DATA LISTING:

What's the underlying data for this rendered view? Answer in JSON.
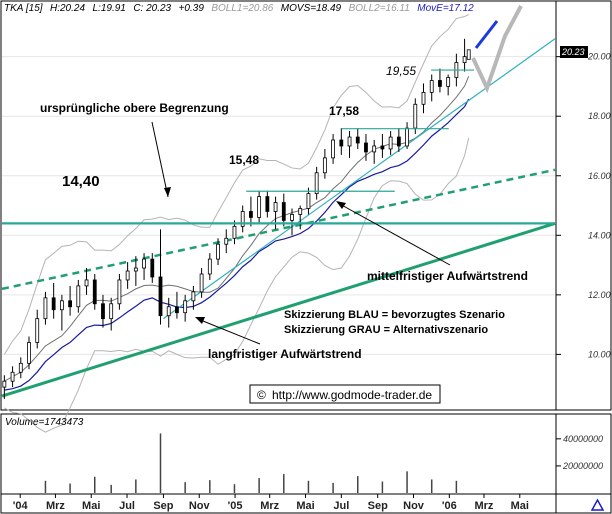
{
  "header": {
    "symbol": "TKA [15]",
    "high": "H:20.24",
    "low": "L:19.91",
    "close": "C: 20.23",
    "change": "+0.39",
    "boll1": "BOLL1=20.86",
    "movs": "MOVS=18.49",
    "boll2": "BOLL2=16.11",
    "move": "MovE=17.12"
  },
  "price_badge": "20.23",
  "annotations": {
    "upper_bound": "ursprüngliche obere Begrenzung",
    "mid_trend": "mittelfristiger Aufwärtstrend",
    "long_trend": "langfristiger Aufwärtstrend",
    "sketch_blue": "Skizzierung BLAU = bevorzugtes Szenario",
    "sketch_grey": "Skizzierung GRAU = Alternativszenario",
    "source": "http://www.godmode-trader.de",
    "copyright": "©"
  },
  "levels": [
    {
      "label": "14,40",
      "value": 14.4
    },
    {
      "label": "15,48",
      "value": 15.48
    },
    {
      "label": "17,58",
      "value": 17.58
    },
    {
      "label": "19,55",
      "value": 19.55
    }
  ],
  "volume_header": "Volume=1743473",
  "colors": {
    "candle": "#000000",
    "band": "#b4b4b4",
    "sma": "#707070",
    "ema": "#1a1aa0",
    "trend": "#20a070",
    "resistance": "#2aa89a",
    "mid_trend": "#30b0c0",
    "scenario_blue": "#1a3adf",
    "scenario_grey": "#b8b8b8",
    "volume": "#444444"
  },
  "chart_data": {
    "type": "candlestick",
    "title": "TKA [15]",
    "ylim": [
      8.3,
      21.5
    ],
    "yticks": [
      "10.00",
      "12.00",
      "14.00",
      "16.00",
      "18.00",
      "20.00"
    ],
    "ytick_values": [
      10,
      12,
      14,
      16,
      18,
      20
    ],
    "x_labels": [
      "'04",
      "Mrz",
      "Mai",
      "Jul",
      "Sep",
      "Nov",
      "'05",
      "Mrz",
      "Mai",
      "Jul",
      "Sep",
      "Nov",
      "'06",
      "Mrz",
      "Mai"
    ],
    "x_range": [
      "2003-12-01",
      "2006-06-30"
    ],
    "ohlc": [
      {
        "d": "2003-12-05",
        "o": 8.9,
        "h": 9.3,
        "l": 8.5,
        "c": 9.1
      },
      {
        "d": "2003-12-19",
        "o": 9.1,
        "h": 9.6,
        "l": 8.9,
        "c": 9.4
      },
      {
        "d": "2004-01-02",
        "o": 9.4,
        "h": 9.9,
        "l": 9.2,
        "c": 9.7
      },
      {
        "d": "2004-01-16",
        "o": 9.7,
        "h": 10.6,
        "l": 9.5,
        "c": 10.4
      },
      {
        "d": "2004-01-30",
        "o": 10.4,
        "h": 11.5,
        "l": 10.2,
        "c": 11.2
      },
      {
        "d": "2004-02-13",
        "o": 11.2,
        "h": 12.1,
        "l": 11.0,
        "c": 11.9
      },
      {
        "d": "2004-02-27",
        "o": 11.9,
        "h": 12.4,
        "l": 11.2,
        "c": 11.5
      },
      {
        "d": "2004-03-12",
        "o": 11.5,
        "h": 12.0,
        "l": 10.8,
        "c": 11.8
      },
      {
        "d": "2004-03-26",
        "o": 11.8,
        "h": 12.3,
        "l": 11.3,
        "c": 11.6
      },
      {
        "d": "2004-04-09",
        "o": 11.6,
        "h": 12.5,
        "l": 11.4,
        "c": 12.3
      },
      {
        "d": "2004-04-23",
        "o": 12.3,
        "h": 12.9,
        "l": 12.0,
        "c": 12.5
      },
      {
        "d": "2004-05-07",
        "o": 12.5,
        "h": 12.7,
        "l": 11.5,
        "c": 11.7
      },
      {
        "d": "2004-05-21",
        "o": 11.7,
        "h": 12.0,
        "l": 10.9,
        "c": 11.2
      },
      {
        "d": "2004-06-04",
        "o": 11.2,
        "h": 11.9,
        "l": 10.8,
        "c": 11.7
      },
      {
        "d": "2004-06-18",
        "o": 11.7,
        "h": 12.7,
        "l": 11.5,
        "c": 12.5
      },
      {
        "d": "2004-07-02",
        "o": 12.5,
        "h": 13.1,
        "l": 12.2,
        "c": 12.8
      },
      {
        "d": "2004-07-16",
        "o": 12.8,
        "h": 13.3,
        "l": 12.3,
        "c": 12.9
      },
      {
        "d": "2004-07-30",
        "o": 12.9,
        "h": 13.4,
        "l": 12.5,
        "c": 13.2
      },
      {
        "d": "2004-08-13",
        "o": 13.2,
        "h": 13.4,
        "l": 12.4,
        "c": 12.6
      },
      {
        "d": "2004-08-27",
        "o": 12.6,
        "h": 14.2,
        "l": 11.0,
        "c": 11.3
      },
      {
        "d": "2004-09-10",
        "o": 11.3,
        "h": 11.9,
        "l": 10.9,
        "c": 11.6
      },
      {
        "d": "2004-09-24",
        "o": 11.6,
        "h": 12.1,
        "l": 11.2,
        "c": 11.4
      },
      {
        "d": "2004-10-08",
        "o": 11.4,
        "h": 12.0,
        "l": 11.1,
        "c": 11.8
      },
      {
        "d": "2004-10-22",
        "o": 11.8,
        "h": 12.3,
        "l": 11.5,
        "c": 12.1
      },
      {
        "d": "2004-11-05",
        "o": 12.1,
        "h": 12.9,
        "l": 11.9,
        "c": 12.7
      },
      {
        "d": "2004-11-19",
        "o": 12.7,
        "h": 13.4,
        "l": 12.5,
        "c": 13.2
      },
      {
        "d": "2004-12-03",
        "o": 13.2,
        "h": 13.9,
        "l": 13.0,
        "c": 13.7
      },
      {
        "d": "2004-12-17",
        "o": 13.7,
        "h": 14.2,
        "l": 13.4,
        "c": 13.9
      },
      {
        "d": "2004-12-31",
        "o": 13.9,
        "h": 14.5,
        "l": 13.7,
        "c": 14.3
      },
      {
        "d": "2005-01-14",
        "o": 14.3,
        "h": 15.0,
        "l": 14.1,
        "c": 14.8
      },
      {
        "d": "2005-01-28",
        "o": 14.8,
        "h": 15.3,
        "l": 14.3,
        "c": 14.6
      },
      {
        "d": "2005-02-11",
        "o": 14.6,
        "h": 15.5,
        "l": 14.4,
        "c": 15.3
      },
      {
        "d": "2005-02-25",
        "o": 15.3,
        "h": 15.5,
        "l": 14.6,
        "c": 14.8
      },
      {
        "d": "2005-03-11",
        "o": 14.8,
        "h": 15.3,
        "l": 14.2,
        "c": 15.1
      },
      {
        "d": "2005-03-25",
        "o": 15.1,
        "h": 15.4,
        "l": 14.3,
        "c": 14.5
      },
      {
        "d": "2005-04-08",
        "o": 14.5,
        "h": 14.9,
        "l": 14.0,
        "c": 14.7
      },
      {
        "d": "2005-04-22",
        "o": 14.7,
        "h": 15.0,
        "l": 14.2,
        "c": 14.9
      },
      {
        "d": "2005-05-06",
        "o": 14.9,
        "h": 15.6,
        "l": 14.7,
        "c": 15.4
      },
      {
        "d": "2005-05-20",
        "o": 15.4,
        "h": 16.3,
        "l": 15.2,
        "c": 16.1
      },
      {
        "d": "2005-06-03",
        "o": 16.1,
        "h": 16.9,
        "l": 15.9,
        "c": 16.6
      },
      {
        "d": "2005-06-17",
        "o": 16.6,
        "h": 17.4,
        "l": 16.4,
        "c": 17.2
      },
      {
        "d": "2005-07-01",
        "o": 17.2,
        "h": 17.6,
        "l": 16.7,
        "c": 17.0
      },
      {
        "d": "2005-07-15",
        "o": 17.0,
        "h": 17.5,
        "l": 16.6,
        "c": 17.3
      },
      {
        "d": "2005-07-29",
        "o": 17.3,
        "h": 17.6,
        "l": 16.9,
        "c": 17.1
      },
      {
        "d": "2005-08-12",
        "o": 17.1,
        "h": 17.4,
        "l": 16.5,
        "c": 16.8
      },
      {
        "d": "2005-08-26",
        "o": 16.8,
        "h": 17.2,
        "l": 16.4,
        "c": 17.0
      },
      {
        "d": "2005-09-09",
        "o": 17.0,
        "h": 17.4,
        "l": 16.6,
        "c": 16.9
      },
      {
        "d": "2005-09-23",
        "o": 16.9,
        "h": 17.5,
        "l": 16.7,
        "c": 17.3
      },
      {
        "d": "2005-10-07",
        "o": 17.3,
        "h": 17.6,
        "l": 16.8,
        "c": 17.0
      },
      {
        "d": "2005-10-21",
        "o": 17.0,
        "h": 17.8,
        "l": 16.9,
        "c": 17.6
      },
      {
        "d": "2005-11-04",
        "o": 17.6,
        "h": 18.6,
        "l": 17.4,
        "c": 18.4
      },
      {
        "d": "2005-11-18",
        "o": 18.4,
        "h": 19.1,
        "l": 18.1,
        "c": 18.8
      },
      {
        "d": "2005-12-02",
        "o": 18.8,
        "h": 19.4,
        "l": 18.5,
        "c": 19.2
      },
      {
        "d": "2005-12-16",
        "o": 19.2,
        "h": 19.6,
        "l": 18.8,
        "c": 19.0
      },
      {
        "d": "2005-12-30",
        "o": 19.0,
        "h": 19.4,
        "l": 18.7,
        "c": 19.3
      },
      {
        "d": "2006-01-13",
        "o": 19.3,
        "h": 20.1,
        "l": 19.0,
        "c": 19.8
      },
      {
        "d": "2006-01-27",
        "o": 19.8,
        "h": 20.6,
        "l": 19.5,
        "c": 20.0
      },
      {
        "d": "2006-02-03",
        "o": 19.91,
        "h": 20.24,
        "l": 19.91,
        "c": 20.23
      }
    ],
    "volume": {
      "ylim": [
        0,
        48000000
      ],
      "yticks": [
        "20000000",
        "40000000"
      ],
      "ytick_values": [
        20000000,
        40000000
      ],
      "bars": [
        {
          "d": "2004-02-13",
          "v": 9000000
        },
        {
          "d": "2004-03-26",
          "v": 7000000
        },
        {
          "d": "2004-05-07",
          "v": 12000000
        },
        {
          "d": "2004-06-04",
          "v": 6000000
        },
        {
          "d": "2004-07-16",
          "v": 10000000
        },
        {
          "d": "2004-08-27",
          "v": 44000000
        },
        {
          "d": "2004-10-08",
          "v": 8000000
        },
        {
          "d": "2004-11-19",
          "v": 9500000
        },
        {
          "d": "2004-12-31",
          "v": 6500000
        },
        {
          "d": "2005-02-11",
          "v": 11000000
        },
        {
          "d": "2005-03-25",
          "v": 14000000
        },
        {
          "d": "2005-05-06",
          "v": 9000000
        },
        {
          "d": "2005-06-17",
          "v": 7500000
        },
        {
          "d": "2005-07-29",
          "v": 12500000
        },
        {
          "d": "2005-09-09",
          "v": 8500000
        },
        {
          "d": "2005-10-21",
          "v": 16000000
        },
        {
          "d": "2005-12-02",
          "v": 10000000
        },
        {
          "d": "2006-01-13",
          "v": 9000000
        }
      ]
    },
    "horizontal_levels": [
      14.4,
      15.48,
      17.58,
      19.55
    ]
  }
}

WHAT YOU HAVE TO DO:
Copy out every line of the material above that mentions the word "Aufwärtstrend".

FULL OUTPUT:
    "mid_trend": "mittelfristiger Aufwärtstrend",
    "long_trend": "langfristiger Aufwärtstrend",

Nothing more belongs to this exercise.